Task:
Write the records below out again exactly as given, with no images.

Exercise materials:

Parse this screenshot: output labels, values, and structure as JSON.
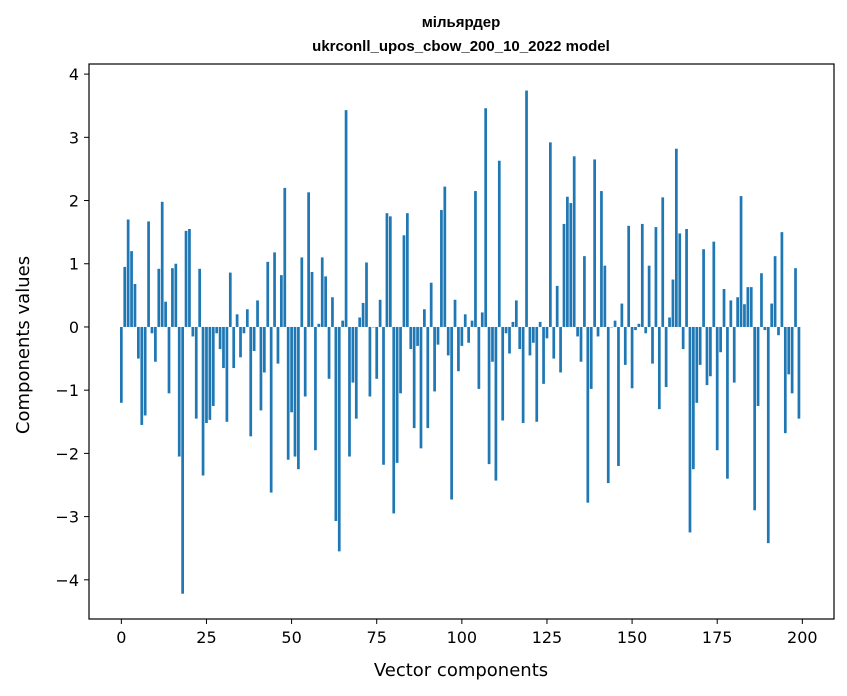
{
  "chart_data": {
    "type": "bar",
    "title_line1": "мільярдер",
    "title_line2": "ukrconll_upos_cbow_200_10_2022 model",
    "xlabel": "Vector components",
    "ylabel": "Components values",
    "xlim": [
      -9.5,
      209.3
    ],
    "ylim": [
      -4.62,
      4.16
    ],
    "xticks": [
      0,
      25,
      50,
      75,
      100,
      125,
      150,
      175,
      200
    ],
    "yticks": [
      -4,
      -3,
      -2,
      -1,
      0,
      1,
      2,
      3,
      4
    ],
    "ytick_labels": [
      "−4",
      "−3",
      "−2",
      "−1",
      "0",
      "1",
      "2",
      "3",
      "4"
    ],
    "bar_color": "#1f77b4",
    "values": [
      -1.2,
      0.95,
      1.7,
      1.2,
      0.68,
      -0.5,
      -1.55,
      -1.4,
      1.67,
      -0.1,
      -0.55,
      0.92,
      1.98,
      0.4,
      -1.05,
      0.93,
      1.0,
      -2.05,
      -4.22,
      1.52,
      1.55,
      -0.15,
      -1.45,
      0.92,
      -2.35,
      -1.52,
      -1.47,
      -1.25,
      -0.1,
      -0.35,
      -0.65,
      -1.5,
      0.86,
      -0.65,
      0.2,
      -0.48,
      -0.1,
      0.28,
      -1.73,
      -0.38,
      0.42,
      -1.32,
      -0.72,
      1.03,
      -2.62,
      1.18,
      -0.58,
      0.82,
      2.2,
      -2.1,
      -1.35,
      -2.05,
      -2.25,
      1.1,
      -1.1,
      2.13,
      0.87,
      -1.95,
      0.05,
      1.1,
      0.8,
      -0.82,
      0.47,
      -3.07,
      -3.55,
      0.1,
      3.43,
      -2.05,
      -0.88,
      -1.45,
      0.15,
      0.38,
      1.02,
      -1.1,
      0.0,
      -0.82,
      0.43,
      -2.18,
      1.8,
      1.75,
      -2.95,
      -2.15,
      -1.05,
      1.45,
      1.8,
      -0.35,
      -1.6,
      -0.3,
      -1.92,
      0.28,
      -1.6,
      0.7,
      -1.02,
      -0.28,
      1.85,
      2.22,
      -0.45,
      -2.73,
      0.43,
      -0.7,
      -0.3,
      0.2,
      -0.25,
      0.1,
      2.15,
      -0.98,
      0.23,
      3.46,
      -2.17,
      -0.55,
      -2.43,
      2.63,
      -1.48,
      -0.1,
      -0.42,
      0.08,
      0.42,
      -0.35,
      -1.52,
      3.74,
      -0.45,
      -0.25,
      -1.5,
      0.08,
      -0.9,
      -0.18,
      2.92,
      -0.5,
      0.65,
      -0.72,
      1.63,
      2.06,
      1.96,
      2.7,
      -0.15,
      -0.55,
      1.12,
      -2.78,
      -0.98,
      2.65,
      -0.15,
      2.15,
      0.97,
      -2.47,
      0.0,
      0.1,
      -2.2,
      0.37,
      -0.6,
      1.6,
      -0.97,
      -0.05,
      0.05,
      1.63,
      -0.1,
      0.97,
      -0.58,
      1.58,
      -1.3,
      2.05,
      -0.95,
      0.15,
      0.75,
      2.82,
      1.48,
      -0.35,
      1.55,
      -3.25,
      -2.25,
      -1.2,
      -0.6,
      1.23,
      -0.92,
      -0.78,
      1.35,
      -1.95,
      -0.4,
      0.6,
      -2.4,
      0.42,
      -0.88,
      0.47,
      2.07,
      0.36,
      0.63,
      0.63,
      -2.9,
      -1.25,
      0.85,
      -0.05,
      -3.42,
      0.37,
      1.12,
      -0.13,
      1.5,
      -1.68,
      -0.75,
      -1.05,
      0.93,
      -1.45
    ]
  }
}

Full response:
Parse this screenshot: output labels, values, and structure as JSON.
{
  "chart_data": {
    "type": "bar",
    "title_line1": "мільярдер",
    "title_line2": "ukrconll_upos_cbow_200_10_2022 model",
    "xlabel": "Vector components",
    "ylabel": "Components values",
    "xlim": [
      -9.5,
      209.3
    ],
    "ylim": [
      -4.62,
      4.16
    ],
    "xticks": [
      0,
      25,
      50,
      75,
      100,
      125,
      150,
      175,
      200
    ],
    "yticks": [
      -4,
      -3,
      -2,
      -1,
      0,
      1,
      2,
      3,
      4
    ],
    "ytick_labels": [
      "−4",
      "−3",
      "−2",
      "−1",
      "0",
      "1",
      "2",
      "3",
      "4"
    ],
    "bar_color": "#1f77b4",
    "values": [
      -1.2,
      0.95,
      1.7,
      1.2,
      0.68,
      -0.5,
      -1.55,
      -1.4,
      1.67,
      -0.1,
      -0.55,
      0.92,
      1.98,
      0.4,
      -1.05,
      0.93,
      1.0,
      -2.05,
      -4.22,
      1.52,
      1.55,
      -0.15,
      -1.45,
      0.92,
      -2.35,
      -1.52,
      -1.47,
      -1.25,
      -0.1,
      -0.35,
      -0.65,
      -1.5,
      0.86,
      -0.65,
      0.2,
      -0.48,
      -0.1,
      0.28,
      -1.73,
      -0.38,
      0.42,
      -1.32,
      -0.72,
      1.03,
      -2.62,
      1.18,
      -0.58,
      0.82,
      2.2,
      -2.1,
      -1.35,
      -2.05,
      -2.25,
      1.1,
      -1.1,
      2.13,
      0.87,
      -1.95,
      0.05,
      1.1,
      0.8,
      -0.82,
      0.47,
      -3.07,
      -3.55,
      0.1,
      3.43,
      -2.05,
      -0.88,
      -1.45,
      0.15,
      0.38,
      1.02,
      -1.1,
      0.0,
      -0.82,
      0.43,
      -2.18,
      1.8,
      1.75,
      -2.95,
      -2.15,
      -1.05,
      1.45,
      1.8,
      -0.35,
      -1.6,
      -0.3,
      -1.92,
      0.28,
      -1.6,
      0.7,
      -1.02,
      -0.28,
      1.85,
      2.22,
      -0.45,
      -2.73,
      0.43,
      -0.7,
      -0.3,
      0.2,
      -0.25,
      0.1,
      2.15,
      -0.98,
      0.23,
      3.46,
      -2.17,
      -0.55,
      -2.43,
      2.63,
      -1.48,
      -0.1,
      -0.42,
      0.08,
      0.42,
      -0.35,
      -1.52,
      3.74,
      -0.45,
      -0.25,
      -1.5,
      0.08,
      -0.9,
      -0.18,
      2.92,
      -0.5,
      0.65,
      -0.72,
      1.63,
      2.06,
      1.96,
      2.7,
      -0.15,
      -0.55,
      1.12,
      -2.78,
      -0.98,
      2.65,
      -0.15,
      2.15,
      0.97,
      -2.47,
      0.0,
      0.1,
      -2.2,
      0.37,
      -0.6,
      1.6,
      -0.97,
      -0.05,
      0.05,
      1.63,
      -0.1,
      0.97,
      -0.58,
      1.58,
      -1.3,
      2.05,
      -0.95,
      0.15,
      0.75,
      2.82,
      1.48,
      -0.35,
      1.55,
      -3.25,
      -2.25,
      -1.2,
      -0.6,
      1.23,
      -0.92,
      -0.78,
      1.35,
      -1.95,
      -0.4,
      0.6,
      -2.4,
      0.42,
      -0.88,
      0.47,
      2.07,
      0.36,
      0.63,
      0.63,
      -2.9,
      -1.25,
      0.85,
      -0.05,
      -3.42,
      0.37,
      1.12,
      -0.13,
      1.5,
      -1.68,
      -0.75,
      -1.05,
      0.93,
      -1.45
    ]
  }
}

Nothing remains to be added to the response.